→ What you are asked to do
Say how many lines of these entries include the word "letters", and answer with the number alone.

<<<<

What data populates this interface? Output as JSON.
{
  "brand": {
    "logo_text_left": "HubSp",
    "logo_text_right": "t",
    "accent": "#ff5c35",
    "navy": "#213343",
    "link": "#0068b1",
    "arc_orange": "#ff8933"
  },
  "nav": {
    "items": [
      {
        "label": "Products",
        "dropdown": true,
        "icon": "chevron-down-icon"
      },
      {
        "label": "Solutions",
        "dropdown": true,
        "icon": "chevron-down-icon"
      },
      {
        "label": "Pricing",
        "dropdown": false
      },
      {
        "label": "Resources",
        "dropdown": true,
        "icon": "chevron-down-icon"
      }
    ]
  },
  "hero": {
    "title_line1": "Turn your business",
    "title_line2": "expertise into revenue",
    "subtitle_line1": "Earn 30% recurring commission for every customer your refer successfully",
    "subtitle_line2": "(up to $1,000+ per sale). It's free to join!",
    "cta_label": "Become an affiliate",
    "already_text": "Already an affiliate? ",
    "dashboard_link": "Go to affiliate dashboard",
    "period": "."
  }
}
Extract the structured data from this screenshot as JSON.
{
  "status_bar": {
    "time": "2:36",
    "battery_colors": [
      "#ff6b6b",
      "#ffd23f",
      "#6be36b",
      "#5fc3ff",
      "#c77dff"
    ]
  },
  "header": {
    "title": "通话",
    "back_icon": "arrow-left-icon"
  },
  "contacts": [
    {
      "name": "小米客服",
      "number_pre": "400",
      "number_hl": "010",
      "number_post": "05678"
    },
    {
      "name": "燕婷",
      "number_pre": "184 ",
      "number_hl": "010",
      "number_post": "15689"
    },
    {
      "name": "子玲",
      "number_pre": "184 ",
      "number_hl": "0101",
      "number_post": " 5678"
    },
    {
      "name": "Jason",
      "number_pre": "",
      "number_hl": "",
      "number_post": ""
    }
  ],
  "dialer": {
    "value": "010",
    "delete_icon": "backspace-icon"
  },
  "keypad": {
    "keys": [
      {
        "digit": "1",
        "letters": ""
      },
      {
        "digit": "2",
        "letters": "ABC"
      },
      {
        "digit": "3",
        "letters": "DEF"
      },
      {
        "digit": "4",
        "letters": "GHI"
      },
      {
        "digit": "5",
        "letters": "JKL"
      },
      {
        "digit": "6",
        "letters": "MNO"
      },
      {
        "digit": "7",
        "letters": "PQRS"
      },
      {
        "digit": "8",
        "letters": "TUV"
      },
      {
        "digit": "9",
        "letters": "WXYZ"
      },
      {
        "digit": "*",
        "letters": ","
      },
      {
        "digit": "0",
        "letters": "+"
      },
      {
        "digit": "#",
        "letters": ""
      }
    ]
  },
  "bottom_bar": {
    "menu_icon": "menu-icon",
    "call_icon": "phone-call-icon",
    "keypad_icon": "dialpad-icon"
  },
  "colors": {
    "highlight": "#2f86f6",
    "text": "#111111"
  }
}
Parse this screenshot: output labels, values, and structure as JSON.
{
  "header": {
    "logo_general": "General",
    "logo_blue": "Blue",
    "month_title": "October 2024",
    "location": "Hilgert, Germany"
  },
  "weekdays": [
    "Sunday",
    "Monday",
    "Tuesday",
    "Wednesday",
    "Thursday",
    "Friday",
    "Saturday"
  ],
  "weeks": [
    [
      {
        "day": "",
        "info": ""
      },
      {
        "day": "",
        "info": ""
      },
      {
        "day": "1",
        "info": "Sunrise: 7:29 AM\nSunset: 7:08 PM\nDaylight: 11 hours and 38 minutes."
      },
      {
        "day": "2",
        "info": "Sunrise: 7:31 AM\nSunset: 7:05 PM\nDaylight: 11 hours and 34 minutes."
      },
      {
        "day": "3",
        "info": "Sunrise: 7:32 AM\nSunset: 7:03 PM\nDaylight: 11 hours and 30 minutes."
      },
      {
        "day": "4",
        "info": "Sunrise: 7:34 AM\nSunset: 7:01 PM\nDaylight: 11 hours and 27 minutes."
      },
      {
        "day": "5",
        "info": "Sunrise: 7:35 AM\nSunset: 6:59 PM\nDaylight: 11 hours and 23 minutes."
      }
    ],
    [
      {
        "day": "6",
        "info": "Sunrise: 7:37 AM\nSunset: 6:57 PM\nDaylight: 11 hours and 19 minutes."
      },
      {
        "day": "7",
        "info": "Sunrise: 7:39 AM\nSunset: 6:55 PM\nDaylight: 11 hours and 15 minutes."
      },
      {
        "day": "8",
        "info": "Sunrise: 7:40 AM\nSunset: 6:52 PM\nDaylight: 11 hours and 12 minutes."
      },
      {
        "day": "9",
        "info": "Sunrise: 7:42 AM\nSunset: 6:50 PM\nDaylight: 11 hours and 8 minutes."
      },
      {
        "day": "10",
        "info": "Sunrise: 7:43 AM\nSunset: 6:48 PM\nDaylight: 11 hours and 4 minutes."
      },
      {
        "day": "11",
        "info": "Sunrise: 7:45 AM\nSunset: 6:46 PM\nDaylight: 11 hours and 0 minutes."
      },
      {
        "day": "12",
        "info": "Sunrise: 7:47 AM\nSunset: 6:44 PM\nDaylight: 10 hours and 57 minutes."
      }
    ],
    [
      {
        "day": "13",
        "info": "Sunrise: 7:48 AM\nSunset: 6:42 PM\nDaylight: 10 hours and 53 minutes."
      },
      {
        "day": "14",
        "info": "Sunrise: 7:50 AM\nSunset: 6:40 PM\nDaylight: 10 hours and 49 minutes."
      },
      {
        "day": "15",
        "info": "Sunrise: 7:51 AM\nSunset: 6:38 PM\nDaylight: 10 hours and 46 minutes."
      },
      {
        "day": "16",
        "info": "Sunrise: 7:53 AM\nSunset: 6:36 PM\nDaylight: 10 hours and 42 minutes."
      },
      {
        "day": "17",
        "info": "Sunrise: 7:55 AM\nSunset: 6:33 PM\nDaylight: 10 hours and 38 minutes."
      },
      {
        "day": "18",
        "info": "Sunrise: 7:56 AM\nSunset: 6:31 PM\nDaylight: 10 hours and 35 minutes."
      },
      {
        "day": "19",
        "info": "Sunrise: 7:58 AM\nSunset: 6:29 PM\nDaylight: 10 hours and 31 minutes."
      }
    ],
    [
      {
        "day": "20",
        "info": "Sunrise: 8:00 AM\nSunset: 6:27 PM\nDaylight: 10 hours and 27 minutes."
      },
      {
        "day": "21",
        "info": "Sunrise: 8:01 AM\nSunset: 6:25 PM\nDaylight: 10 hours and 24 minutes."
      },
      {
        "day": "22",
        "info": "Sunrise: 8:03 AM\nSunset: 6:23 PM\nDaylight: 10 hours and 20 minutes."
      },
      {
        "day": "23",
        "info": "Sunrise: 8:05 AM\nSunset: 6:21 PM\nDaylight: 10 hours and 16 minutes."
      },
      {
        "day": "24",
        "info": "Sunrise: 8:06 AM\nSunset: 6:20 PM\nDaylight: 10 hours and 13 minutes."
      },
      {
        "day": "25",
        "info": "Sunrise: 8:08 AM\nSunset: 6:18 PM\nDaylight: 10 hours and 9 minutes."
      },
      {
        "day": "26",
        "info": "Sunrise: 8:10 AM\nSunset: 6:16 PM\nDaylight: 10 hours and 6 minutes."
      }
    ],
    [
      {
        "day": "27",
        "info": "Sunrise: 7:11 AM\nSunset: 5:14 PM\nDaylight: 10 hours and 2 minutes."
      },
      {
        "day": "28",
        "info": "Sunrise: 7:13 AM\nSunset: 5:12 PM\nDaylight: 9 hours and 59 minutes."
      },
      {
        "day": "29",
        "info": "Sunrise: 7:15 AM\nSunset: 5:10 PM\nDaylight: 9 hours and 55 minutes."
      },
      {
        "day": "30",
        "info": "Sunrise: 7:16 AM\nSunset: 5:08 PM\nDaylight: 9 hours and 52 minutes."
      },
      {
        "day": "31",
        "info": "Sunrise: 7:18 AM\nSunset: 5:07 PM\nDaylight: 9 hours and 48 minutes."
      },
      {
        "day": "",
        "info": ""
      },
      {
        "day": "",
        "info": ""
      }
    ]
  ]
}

>>>>

→ Exercise response
12